# Data for processing
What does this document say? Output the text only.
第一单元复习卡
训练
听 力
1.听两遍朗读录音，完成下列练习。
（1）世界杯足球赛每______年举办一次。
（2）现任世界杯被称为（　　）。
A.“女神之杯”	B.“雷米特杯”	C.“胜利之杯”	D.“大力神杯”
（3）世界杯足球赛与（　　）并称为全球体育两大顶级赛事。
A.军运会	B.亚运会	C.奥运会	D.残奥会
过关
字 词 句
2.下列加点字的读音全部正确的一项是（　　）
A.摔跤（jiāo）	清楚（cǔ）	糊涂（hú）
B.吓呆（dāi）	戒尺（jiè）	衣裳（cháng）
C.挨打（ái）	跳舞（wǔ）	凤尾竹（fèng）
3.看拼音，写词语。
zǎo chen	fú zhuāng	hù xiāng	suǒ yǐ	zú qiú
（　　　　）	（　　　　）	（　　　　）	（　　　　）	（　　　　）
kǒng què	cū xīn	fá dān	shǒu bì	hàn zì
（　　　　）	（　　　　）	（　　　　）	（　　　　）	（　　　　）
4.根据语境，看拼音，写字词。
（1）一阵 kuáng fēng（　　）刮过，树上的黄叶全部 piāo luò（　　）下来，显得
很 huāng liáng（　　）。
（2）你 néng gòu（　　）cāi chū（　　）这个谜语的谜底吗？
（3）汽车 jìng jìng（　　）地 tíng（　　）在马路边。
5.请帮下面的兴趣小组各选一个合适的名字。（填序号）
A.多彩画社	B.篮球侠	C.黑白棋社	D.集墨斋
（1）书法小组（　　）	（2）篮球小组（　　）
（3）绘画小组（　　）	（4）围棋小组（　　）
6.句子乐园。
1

# The problem
Faithfully transcribe the whole of the data.

# Finished task
What does this document say? Output the text only.
第一单元复习卡
训练
听 力
1.听两遍朗读录音，完成下列练习。
（1）世界杯足球赛每______年举办一次。
（2）现任世界杯被称为（　　）。
A.“女神之杯”	B.“雷米特杯”	C.“胜利之杯”	D.“大力神杯”
（3）世界杯足球赛与（　　）并称为全球体育两大顶级赛事。
A.军运会	B.亚运会	C.奥运会	D.残奥会
过关
字 词 句
2.下列加点字的读音全部正确的一项是（　　）
A.摔跤（jiāo）	清楚（cǔ）	糊涂（hú）
B.吓呆（dāi）	戒尺（jiè）	衣裳（cháng）
C.挨打（ái）	跳舞（wǔ）	凤尾竹（fèng）
3.看拼音，写词语。
zǎo chen	fú zhuāng	hù xiāng	suǒ yǐ	zú qiú
（　　　　）	（　　　　）	（　　　　）	（　　　　）	（　　　　）
kǒng què	cū xīn	fá dān	shǒu bì	hàn zì
（　　　　）	（　　　　）	（　　　　）	（　　　　）	（　　　　）
4.根据语境，看拼音，写字词。
（1）一阵 kuáng fēng（　　）刮过，树上的黄叶全部 piāo luò（　　）下来，显得
很 huāng liáng（　　）。
（2）你 néng gòu（　　）cāi chū（　　）这个谜语的谜底吗？
（3）汽车 jìng jìng（　　）地 tíng（　　）在马路边。
5.请帮下面的兴趣小组各选一个合适的名字。（填序号）
A.多彩画社	B.篮球侠	C.黑白棋社	D.集墨斋
（1）书法小组（　　）	（2）篮球小组（　　）
（3）绘画小组（　　）	（4）围棋小组（　　）
6.句子乐园。
1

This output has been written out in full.